§ PROBLEM DETAILS: Lines that contain the string "right" are to be copied; leave out all others.
---------- GIVEN ENTRIES ----------
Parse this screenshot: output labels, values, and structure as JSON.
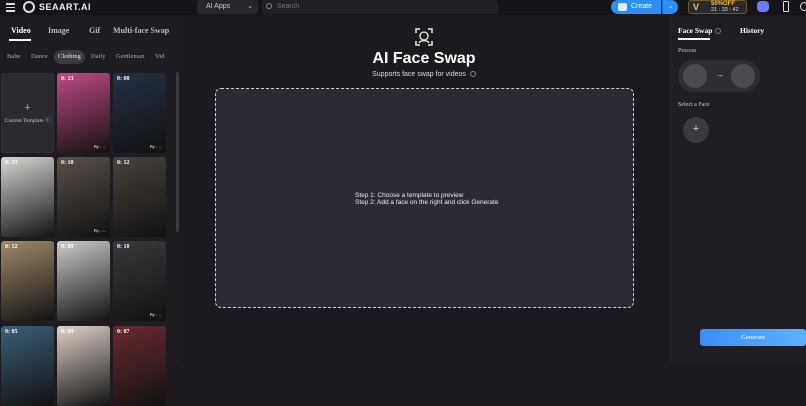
{
  "header": {
    "logo_text": "SEAART.AI",
    "apps_select": "AI Apps",
    "search_placeholder": "Search",
    "create_label": "Create",
    "promo_percent": "50%OFF",
    "promo_timer": "21 : 33 : 42"
  },
  "left": {
    "tabs": [
      {
        "label": "Video"
      },
      {
        "label": "Image"
      },
      {
        "label": "Gif"
      },
      {
        "label": "Multi-face Swap"
      }
    ],
    "chips": [
      {
        "label": "Babe"
      },
      {
        "label": "Dance"
      },
      {
        "label": "Clothing"
      },
      {
        "label": "Daily"
      },
      {
        "label": "Gentleman"
      },
      {
        "label": "Vid"
      }
    ],
    "custom_template_label": "Custom Template",
    "cards": [
      {
        "duration": "0: 13",
        "by": "By : ...",
        "color": "#c04a86"
      },
      {
        "duration": "0: 08",
        "by": "By : ...",
        "color": "#243048"
      },
      {
        "duration": "0: 35",
        "by": "",
        "color": "#d9d6d3"
      },
      {
        "duration": "0: 10",
        "by": "By : ...",
        "color": "#5a5048"
      },
      {
        "duration": "0: 12",
        "by": "",
        "color": "#4a423d"
      },
      {
        "duration": "0: 12",
        "by": "",
        "color": "#a08a68"
      },
      {
        "duration": "0: 09",
        "by": "",
        "color": "#cdcbca"
      },
      {
        "duration": "0: 10",
        "by": "By : ...",
        "color": "#3a3a3e"
      },
      {
        "duration": "0: 05",
        "by": "",
        "color": "#3c5f78"
      },
      {
        "duration": "0: 09",
        "by": "",
        "color": "#e0d2c8"
      },
      {
        "duration": "0: 07",
        "by": "",
        "color": "#6a2a30"
      }
    ]
  },
  "main": {
    "title": "AI Face Swap",
    "subtitle": "Supports face swap for videos",
    "step1": "Step 1: Choose a template to preview",
    "step2": "Step 2: Add a face on the right and click Generate"
  },
  "right": {
    "tab_face_swap": "Face Swap",
    "tab_history": "History",
    "process_label": "Process",
    "select_face_label": "Select a Face",
    "generate_label": "Generate"
  },
  "colors": {
    "accent": "#2b8ef6",
    "panel": "#1e1e24",
    "background": "#1a1a1f"
  }
}
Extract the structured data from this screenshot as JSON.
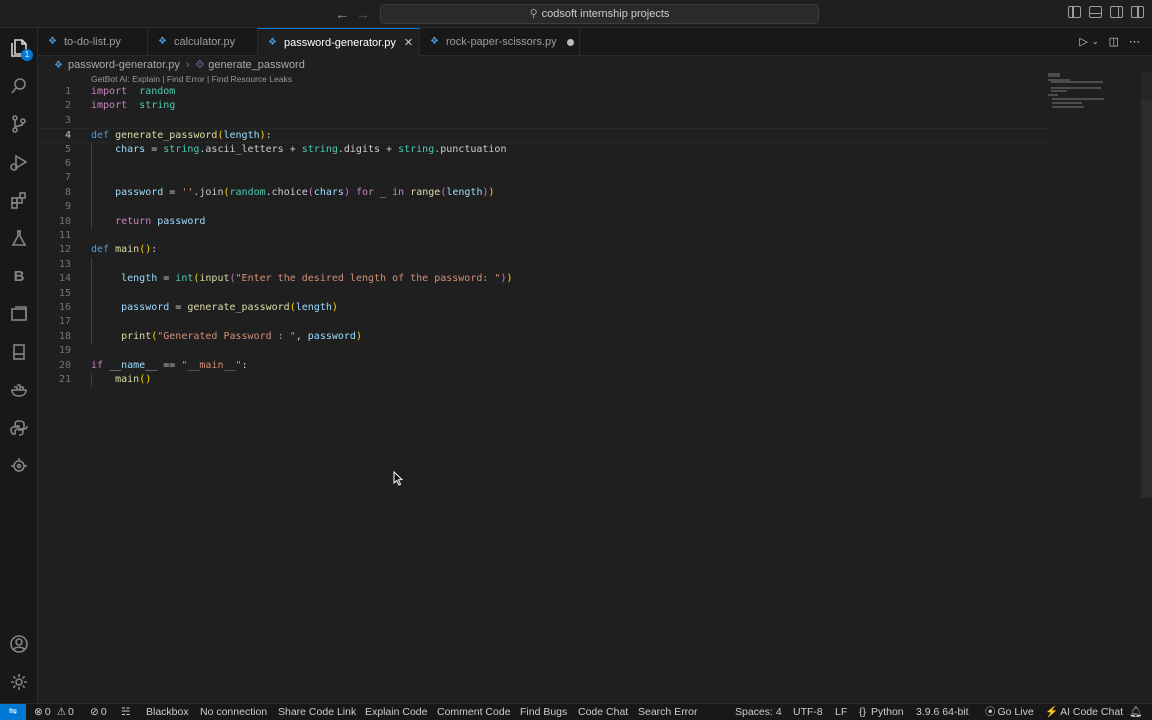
{
  "search": {
    "text": "codsoft internship projects"
  },
  "tabs": [
    {
      "label": "to-do-list.py",
      "active": false,
      "modified": false
    },
    {
      "label": "calculator.py",
      "active": false,
      "modified": false
    },
    {
      "label": "password-generator.py",
      "active": true,
      "modified": false
    },
    {
      "label": "rock-paper-scissors.py",
      "active": false,
      "modified": true
    }
  ],
  "activity": {
    "explorer_badge": "1",
    "blackbox_letter": "B"
  },
  "breadcrumb": {
    "file": "password-generator.py",
    "symbol": "generate_password"
  },
  "codelens": "GetBot AI: Explain | Find Error | Find Resource Leaks",
  "lines": [
    {
      "n": "1",
      "tokens": [
        [
          "kw",
          "import"
        ],
        [
          "",
          "  "
        ],
        [
          "bi",
          "random"
        ]
      ]
    },
    {
      "n": "2",
      "tokens": [
        [
          "kw",
          "import"
        ],
        [
          "",
          "  "
        ],
        [
          "bi",
          "string"
        ]
      ]
    },
    {
      "n": "3",
      "tokens": []
    },
    {
      "n": "4",
      "tokens": [
        [
          "kw2",
          "def"
        ],
        [
          "",
          " "
        ],
        [
          "fn",
          "generate_password"
        ],
        [
          "paren",
          "("
        ],
        [
          "var",
          "length"
        ],
        [
          "paren",
          ")"
        ],
        [
          "",
          ":"
        ]
      ]
    },
    {
      "n": "5",
      "tokens": [
        [
          "",
          "    "
        ],
        [
          "var",
          "chars"
        ],
        [
          "",
          " = "
        ],
        [
          "bi",
          "string"
        ],
        [
          "",
          ".ascii_letters + "
        ],
        [
          "bi",
          "string"
        ],
        [
          "",
          ".digits + "
        ],
        [
          "bi",
          "string"
        ],
        [
          "",
          ".punctuation"
        ]
      ]
    },
    {
      "n": "6",
      "tokens": []
    },
    {
      "n": "7",
      "tokens": []
    },
    {
      "n": "8",
      "tokens": [
        [
          "",
          "    "
        ],
        [
          "var",
          "password"
        ],
        [
          "",
          " = "
        ],
        [
          "str",
          "''"
        ],
        [
          "",
          ".join"
        ],
        [
          "paren",
          "("
        ],
        [
          "bi",
          "random"
        ],
        [
          "",
          ".choice"
        ],
        [
          "paren2",
          "("
        ],
        [
          "var",
          "chars"
        ],
        [
          "paren2",
          ")"
        ],
        [
          "",
          " "
        ],
        [
          "kw",
          "for"
        ],
        [
          "",
          " _ "
        ],
        [
          "kw",
          "in"
        ],
        [
          "",
          " "
        ],
        [
          "fn",
          "range"
        ],
        [
          "paren2",
          "("
        ],
        [
          "var",
          "length"
        ],
        [
          "paren2",
          ")"
        ],
        [
          "paren",
          ")"
        ]
      ]
    },
    {
      "n": "9",
      "tokens": []
    },
    {
      "n": "10",
      "tokens": [
        [
          "",
          "    "
        ],
        [
          "kw",
          "return"
        ],
        [
          "",
          " "
        ],
        [
          "var",
          "password"
        ]
      ]
    },
    {
      "n": "11",
      "tokens": []
    },
    {
      "n": "12",
      "tokens": [
        [
          "kw2",
          "def"
        ],
        [
          "",
          " "
        ],
        [
          "fn",
          "main"
        ],
        [
          "paren",
          "()"
        ],
        [
          "",
          ":"
        ]
      ]
    },
    {
      "n": "13",
      "tokens": []
    },
    {
      "n": "14",
      "tokens": [
        [
          "",
          "     "
        ],
        [
          "var",
          "length"
        ],
        [
          "",
          " = "
        ],
        [
          "bi",
          "int"
        ],
        [
          "paren",
          "("
        ],
        [
          "fn",
          "input"
        ],
        [
          "paren2",
          "("
        ],
        [
          "str",
          "\"Enter the desired length of the password: \""
        ],
        [
          "paren2",
          ")"
        ],
        [
          "paren",
          ")"
        ]
      ]
    },
    {
      "n": "15",
      "tokens": []
    },
    {
      "n": "16",
      "tokens": [
        [
          "",
          "     "
        ],
        [
          "var",
          "password"
        ],
        [
          "",
          " = "
        ],
        [
          "fn",
          "generate_password"
        ],
        [
          "paren",
          "("
        ],
        [
          "var",
          "length"
        ],
        [
          "paren",
          ")"
        ]
      ]
    },
    {
      "n": "17",
      "tokens": []
    },
    {
      "n": "18",
      "tokens": [
        [
          "",
          "     "
        ],
        [
          "fn",
          "print"
        ],
        [
          "paren",
          "("
        ],
        [
          "str",
          "\"Generated Password : \""
        ],
        [
          "",
          ", "
        ],
        [
          "var",
          "password"
        ],
        [
          "paren",
          ")"
        ]
      ]
    },
    {
      "n": "19",
      "tokens": []
    },
    {
      "n": "20",
      "tokens": [
        [
          "kw",
          "if"
        ],
        [
          "",
          " "
        ],
        [
          "var",
          "__name__"
        ],
        [
          "",
          " == "
        ],
        [
          "str",
          "\"__main__\""
        ],
        [
          "",
          ":"
        ]
      ]
    },
    {
      "n": "21",
      "tokens": [
        [
          "",
          "    "
        ],
        [
          "fn",
          "main"
        ],
        [
          "paren",
          "()"
        ]
      ]
    }
  ],
  "status": {
    "errors": "0",
    "warnings": "0",
    "ports": "0",
    "items": [
      "Blackbox",
      "No connection",
      "Share Code Link",
      "Explain Code",
      "Comment Code",
      "Find Bugs",
      "Code Chat",
      "Search Error"
    ],
    "spaces": "Spaces: 4",
    "encoding": "UTF-8",
    "eol": "LF",
    "language": "Python",
    "interpreter": "3.9.6 64-bit",
    "golive": "Go Live",
    "aichat": "AI Code Chat"
  }
}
----------
§ SOLUTION BELOW:
    "step2": "Step 2: Add a face on the right and click Generate"
  "right": {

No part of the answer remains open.